Extracts from a graphics dataset:
:::::
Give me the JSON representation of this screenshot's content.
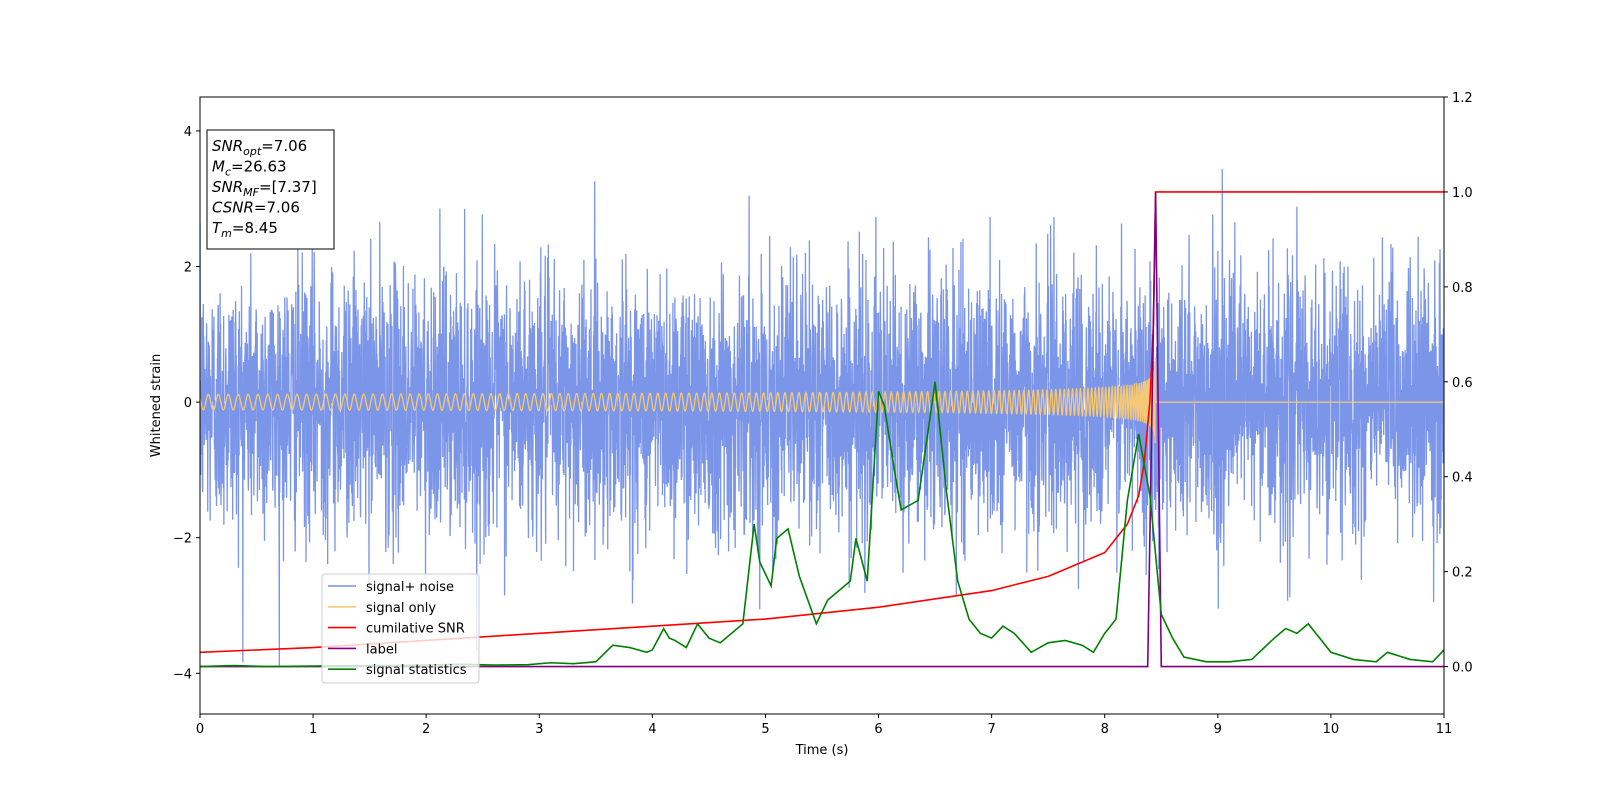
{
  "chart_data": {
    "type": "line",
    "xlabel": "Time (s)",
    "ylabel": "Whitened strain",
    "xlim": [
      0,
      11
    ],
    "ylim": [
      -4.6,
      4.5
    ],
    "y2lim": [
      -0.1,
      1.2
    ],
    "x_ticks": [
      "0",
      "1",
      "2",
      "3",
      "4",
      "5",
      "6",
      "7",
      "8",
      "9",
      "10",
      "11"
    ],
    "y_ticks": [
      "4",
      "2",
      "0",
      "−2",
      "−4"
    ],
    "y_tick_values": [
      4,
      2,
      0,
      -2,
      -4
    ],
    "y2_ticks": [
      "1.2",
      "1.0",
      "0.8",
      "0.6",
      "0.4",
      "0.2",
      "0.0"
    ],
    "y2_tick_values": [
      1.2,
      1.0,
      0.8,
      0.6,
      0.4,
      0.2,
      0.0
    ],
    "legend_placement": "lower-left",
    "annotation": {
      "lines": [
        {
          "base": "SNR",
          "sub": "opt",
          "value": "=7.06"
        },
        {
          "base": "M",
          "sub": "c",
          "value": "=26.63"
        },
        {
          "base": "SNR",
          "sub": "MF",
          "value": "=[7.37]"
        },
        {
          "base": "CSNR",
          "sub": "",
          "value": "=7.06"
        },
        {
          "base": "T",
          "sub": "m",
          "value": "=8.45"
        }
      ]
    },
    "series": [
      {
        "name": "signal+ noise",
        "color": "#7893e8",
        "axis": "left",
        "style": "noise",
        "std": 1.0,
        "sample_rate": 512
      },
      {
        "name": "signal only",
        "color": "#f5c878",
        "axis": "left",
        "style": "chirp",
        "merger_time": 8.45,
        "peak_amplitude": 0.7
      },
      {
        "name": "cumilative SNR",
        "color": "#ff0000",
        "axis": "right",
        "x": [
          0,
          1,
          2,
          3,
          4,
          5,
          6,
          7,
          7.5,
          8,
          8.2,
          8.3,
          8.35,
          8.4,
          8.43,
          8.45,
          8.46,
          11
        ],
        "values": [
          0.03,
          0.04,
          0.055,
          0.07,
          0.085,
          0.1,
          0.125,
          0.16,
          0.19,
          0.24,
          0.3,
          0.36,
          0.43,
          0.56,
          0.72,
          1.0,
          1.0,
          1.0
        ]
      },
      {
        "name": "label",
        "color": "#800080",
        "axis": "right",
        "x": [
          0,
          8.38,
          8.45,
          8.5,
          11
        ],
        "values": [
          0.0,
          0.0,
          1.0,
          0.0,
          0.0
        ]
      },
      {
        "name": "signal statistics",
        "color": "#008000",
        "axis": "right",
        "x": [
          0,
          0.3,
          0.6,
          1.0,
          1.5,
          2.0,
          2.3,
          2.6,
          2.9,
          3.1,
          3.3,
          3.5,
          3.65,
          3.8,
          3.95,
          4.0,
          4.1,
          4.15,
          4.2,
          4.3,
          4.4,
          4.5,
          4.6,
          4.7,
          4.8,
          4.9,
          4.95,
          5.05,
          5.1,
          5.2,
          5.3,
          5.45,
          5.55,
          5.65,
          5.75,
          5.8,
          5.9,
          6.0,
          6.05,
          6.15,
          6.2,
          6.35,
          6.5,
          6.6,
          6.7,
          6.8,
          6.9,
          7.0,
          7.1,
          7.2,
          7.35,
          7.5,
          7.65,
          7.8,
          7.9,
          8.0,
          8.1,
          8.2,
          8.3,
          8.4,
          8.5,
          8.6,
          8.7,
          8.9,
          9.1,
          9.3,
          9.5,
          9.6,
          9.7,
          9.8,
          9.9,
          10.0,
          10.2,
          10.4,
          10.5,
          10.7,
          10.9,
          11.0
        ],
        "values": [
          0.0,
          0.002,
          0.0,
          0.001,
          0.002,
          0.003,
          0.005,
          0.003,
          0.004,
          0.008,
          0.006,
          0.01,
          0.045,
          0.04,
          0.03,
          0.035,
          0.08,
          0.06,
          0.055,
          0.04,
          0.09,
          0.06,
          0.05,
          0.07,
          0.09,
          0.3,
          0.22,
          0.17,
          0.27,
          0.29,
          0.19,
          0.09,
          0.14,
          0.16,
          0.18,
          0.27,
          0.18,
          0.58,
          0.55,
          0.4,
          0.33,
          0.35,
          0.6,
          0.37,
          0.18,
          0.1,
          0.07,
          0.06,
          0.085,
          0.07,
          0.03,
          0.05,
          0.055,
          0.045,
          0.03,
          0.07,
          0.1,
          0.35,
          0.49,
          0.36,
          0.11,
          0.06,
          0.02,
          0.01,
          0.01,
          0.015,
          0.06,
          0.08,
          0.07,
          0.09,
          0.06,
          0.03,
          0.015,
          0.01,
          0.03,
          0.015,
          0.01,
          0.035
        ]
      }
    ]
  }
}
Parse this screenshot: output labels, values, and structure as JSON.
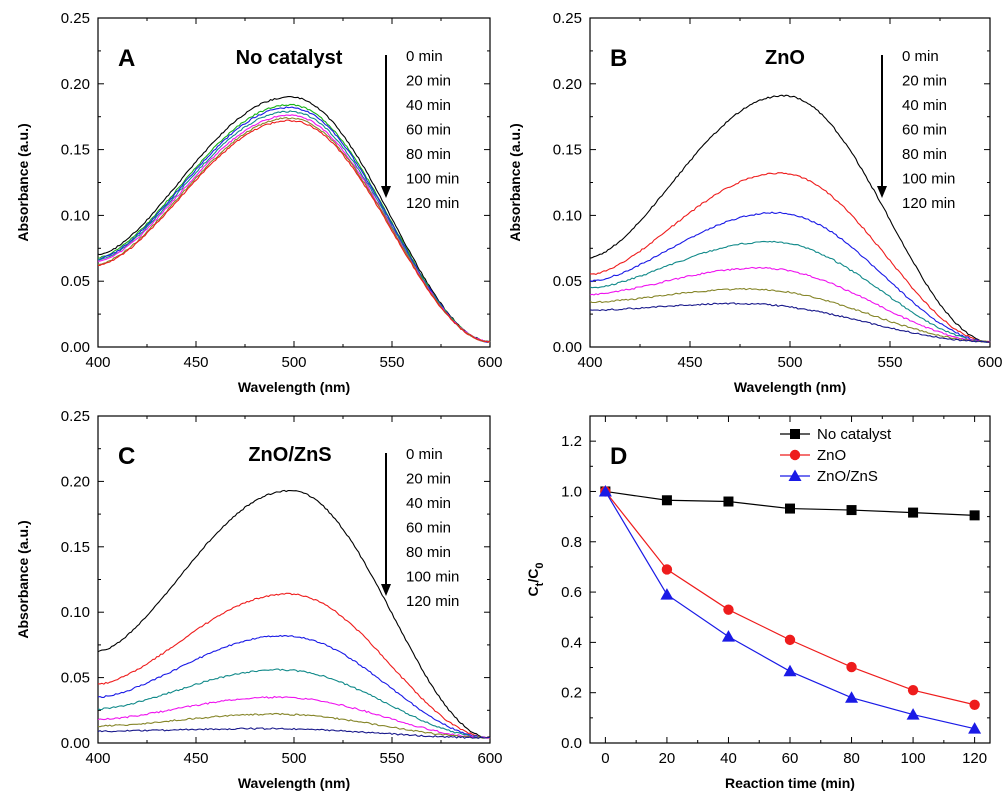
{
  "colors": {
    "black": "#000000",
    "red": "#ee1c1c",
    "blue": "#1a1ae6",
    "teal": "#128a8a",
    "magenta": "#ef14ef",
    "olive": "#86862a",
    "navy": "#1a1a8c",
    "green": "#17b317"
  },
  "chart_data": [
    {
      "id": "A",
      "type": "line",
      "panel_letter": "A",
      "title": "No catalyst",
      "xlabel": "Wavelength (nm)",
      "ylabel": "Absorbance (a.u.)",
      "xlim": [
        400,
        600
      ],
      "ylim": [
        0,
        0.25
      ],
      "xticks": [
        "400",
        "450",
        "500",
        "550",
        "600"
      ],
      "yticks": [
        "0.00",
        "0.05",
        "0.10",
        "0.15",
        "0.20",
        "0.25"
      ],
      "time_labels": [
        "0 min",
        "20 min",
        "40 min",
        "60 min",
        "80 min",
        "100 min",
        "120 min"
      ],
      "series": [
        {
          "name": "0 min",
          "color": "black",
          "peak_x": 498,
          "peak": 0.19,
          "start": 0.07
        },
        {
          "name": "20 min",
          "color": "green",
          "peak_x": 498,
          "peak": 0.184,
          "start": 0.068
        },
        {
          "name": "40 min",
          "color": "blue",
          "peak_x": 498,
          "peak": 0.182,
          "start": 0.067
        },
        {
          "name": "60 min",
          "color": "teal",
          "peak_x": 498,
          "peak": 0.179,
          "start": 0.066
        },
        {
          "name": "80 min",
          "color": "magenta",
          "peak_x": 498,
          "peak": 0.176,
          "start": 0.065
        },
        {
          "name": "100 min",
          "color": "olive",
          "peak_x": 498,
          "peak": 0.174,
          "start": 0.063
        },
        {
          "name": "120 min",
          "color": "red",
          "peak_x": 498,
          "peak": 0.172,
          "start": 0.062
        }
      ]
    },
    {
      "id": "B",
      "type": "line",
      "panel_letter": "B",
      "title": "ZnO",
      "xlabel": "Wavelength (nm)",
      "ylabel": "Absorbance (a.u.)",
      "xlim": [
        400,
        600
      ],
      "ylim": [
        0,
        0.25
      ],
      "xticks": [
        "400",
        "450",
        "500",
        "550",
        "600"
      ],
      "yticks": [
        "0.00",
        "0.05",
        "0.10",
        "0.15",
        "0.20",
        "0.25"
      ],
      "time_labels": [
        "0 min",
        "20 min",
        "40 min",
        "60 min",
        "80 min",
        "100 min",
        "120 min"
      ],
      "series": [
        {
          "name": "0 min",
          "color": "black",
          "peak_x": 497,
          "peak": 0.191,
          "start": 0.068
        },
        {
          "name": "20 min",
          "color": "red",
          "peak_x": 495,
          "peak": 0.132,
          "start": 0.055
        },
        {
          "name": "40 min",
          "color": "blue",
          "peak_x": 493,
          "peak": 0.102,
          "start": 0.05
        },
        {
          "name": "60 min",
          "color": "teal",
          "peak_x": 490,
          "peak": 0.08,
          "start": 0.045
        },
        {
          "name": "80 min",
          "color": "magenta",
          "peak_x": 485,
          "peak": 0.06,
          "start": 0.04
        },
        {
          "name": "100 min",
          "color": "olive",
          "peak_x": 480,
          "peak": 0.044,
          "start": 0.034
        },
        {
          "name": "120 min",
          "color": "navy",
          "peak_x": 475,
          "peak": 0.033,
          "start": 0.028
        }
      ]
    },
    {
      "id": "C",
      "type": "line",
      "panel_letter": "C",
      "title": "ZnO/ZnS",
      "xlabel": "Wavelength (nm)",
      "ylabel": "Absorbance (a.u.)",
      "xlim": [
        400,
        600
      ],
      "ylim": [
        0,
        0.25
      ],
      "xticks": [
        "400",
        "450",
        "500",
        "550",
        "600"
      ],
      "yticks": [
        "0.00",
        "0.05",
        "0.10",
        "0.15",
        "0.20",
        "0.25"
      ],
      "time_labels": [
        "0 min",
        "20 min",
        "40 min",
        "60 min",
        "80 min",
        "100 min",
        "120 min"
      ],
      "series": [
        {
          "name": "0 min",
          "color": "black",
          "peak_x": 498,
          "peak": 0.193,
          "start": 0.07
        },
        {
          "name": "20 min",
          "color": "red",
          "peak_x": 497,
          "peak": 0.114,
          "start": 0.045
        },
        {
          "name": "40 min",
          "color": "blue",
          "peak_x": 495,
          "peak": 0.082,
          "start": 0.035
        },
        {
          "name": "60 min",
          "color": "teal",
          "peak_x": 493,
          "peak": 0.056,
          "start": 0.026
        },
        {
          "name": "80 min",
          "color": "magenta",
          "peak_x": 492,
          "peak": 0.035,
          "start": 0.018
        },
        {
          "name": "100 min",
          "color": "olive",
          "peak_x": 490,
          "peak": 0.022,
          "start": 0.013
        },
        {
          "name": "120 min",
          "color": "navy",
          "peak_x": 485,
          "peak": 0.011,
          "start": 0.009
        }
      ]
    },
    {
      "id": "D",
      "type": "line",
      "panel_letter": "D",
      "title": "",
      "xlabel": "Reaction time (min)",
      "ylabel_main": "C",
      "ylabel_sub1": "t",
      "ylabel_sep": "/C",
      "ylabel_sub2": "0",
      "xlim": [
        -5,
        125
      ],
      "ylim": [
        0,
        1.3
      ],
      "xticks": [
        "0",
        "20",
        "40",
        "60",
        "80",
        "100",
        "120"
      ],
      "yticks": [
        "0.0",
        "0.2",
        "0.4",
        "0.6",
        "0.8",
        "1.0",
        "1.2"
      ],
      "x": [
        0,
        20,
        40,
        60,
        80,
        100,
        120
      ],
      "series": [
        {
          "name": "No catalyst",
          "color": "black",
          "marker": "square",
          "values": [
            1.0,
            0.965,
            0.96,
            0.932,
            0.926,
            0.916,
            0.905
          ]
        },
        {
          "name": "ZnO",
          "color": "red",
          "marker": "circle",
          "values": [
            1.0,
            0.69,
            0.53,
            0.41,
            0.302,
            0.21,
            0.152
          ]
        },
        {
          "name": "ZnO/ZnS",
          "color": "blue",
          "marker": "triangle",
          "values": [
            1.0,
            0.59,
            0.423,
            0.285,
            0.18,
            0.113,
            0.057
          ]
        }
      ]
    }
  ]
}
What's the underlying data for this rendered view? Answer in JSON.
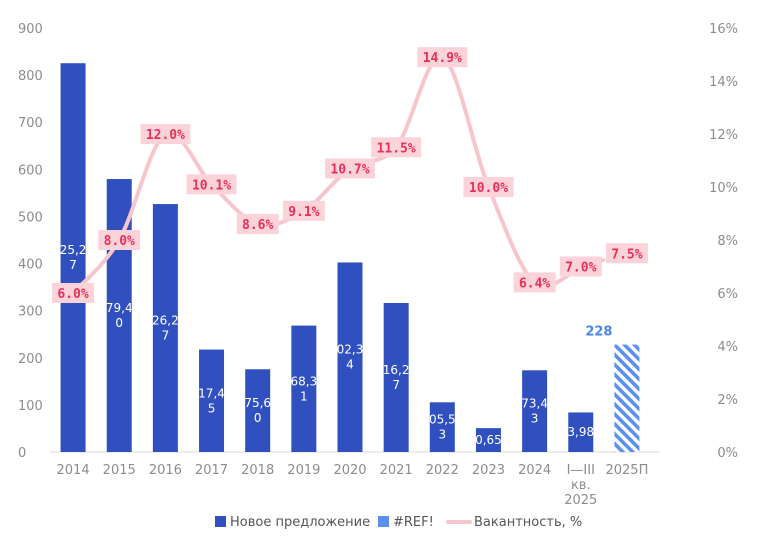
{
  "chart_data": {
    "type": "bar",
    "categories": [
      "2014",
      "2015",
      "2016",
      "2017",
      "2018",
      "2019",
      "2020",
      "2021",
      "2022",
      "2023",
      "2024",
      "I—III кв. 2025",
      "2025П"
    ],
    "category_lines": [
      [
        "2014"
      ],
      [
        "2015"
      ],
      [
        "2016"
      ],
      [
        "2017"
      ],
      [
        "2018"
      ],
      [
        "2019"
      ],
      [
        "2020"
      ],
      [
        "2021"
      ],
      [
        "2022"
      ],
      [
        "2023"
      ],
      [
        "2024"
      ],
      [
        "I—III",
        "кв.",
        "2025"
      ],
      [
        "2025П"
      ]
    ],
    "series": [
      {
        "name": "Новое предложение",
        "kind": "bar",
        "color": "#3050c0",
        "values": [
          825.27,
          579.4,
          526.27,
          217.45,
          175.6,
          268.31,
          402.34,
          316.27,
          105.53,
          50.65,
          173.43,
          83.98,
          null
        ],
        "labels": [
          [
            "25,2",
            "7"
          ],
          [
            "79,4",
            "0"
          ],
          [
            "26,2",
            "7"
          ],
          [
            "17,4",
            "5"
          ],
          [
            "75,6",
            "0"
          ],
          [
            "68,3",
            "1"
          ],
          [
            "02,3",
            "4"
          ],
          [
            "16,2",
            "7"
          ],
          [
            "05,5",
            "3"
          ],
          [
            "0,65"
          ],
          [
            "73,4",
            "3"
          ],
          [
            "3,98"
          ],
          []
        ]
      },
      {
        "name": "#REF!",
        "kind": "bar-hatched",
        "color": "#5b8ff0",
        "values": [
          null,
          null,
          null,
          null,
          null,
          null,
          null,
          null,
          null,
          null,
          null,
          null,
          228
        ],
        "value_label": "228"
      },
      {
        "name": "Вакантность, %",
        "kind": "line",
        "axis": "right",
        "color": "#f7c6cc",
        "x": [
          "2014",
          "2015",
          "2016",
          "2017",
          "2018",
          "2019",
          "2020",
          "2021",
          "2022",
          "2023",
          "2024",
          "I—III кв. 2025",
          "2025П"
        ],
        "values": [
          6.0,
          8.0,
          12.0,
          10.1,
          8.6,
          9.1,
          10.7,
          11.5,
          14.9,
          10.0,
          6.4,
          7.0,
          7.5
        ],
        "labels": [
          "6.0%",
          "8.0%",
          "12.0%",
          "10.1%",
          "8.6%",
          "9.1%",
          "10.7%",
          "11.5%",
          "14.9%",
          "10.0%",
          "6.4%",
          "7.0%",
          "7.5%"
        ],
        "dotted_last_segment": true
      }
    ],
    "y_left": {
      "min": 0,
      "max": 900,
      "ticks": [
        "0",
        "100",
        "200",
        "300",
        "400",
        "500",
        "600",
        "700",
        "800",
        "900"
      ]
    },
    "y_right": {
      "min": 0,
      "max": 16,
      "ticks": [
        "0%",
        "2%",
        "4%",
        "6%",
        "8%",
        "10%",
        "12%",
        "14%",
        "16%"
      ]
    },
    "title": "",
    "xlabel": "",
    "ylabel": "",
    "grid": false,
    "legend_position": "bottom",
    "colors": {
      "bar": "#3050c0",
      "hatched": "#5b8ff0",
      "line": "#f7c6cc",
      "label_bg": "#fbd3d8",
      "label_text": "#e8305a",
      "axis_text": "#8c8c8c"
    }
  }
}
:::::
■ **Written instruction**
Extract every line that has the string "marker" in it.

■ **Correct output**
          "marker": "square",
          "marker": "circle",
          "marker": "triangle",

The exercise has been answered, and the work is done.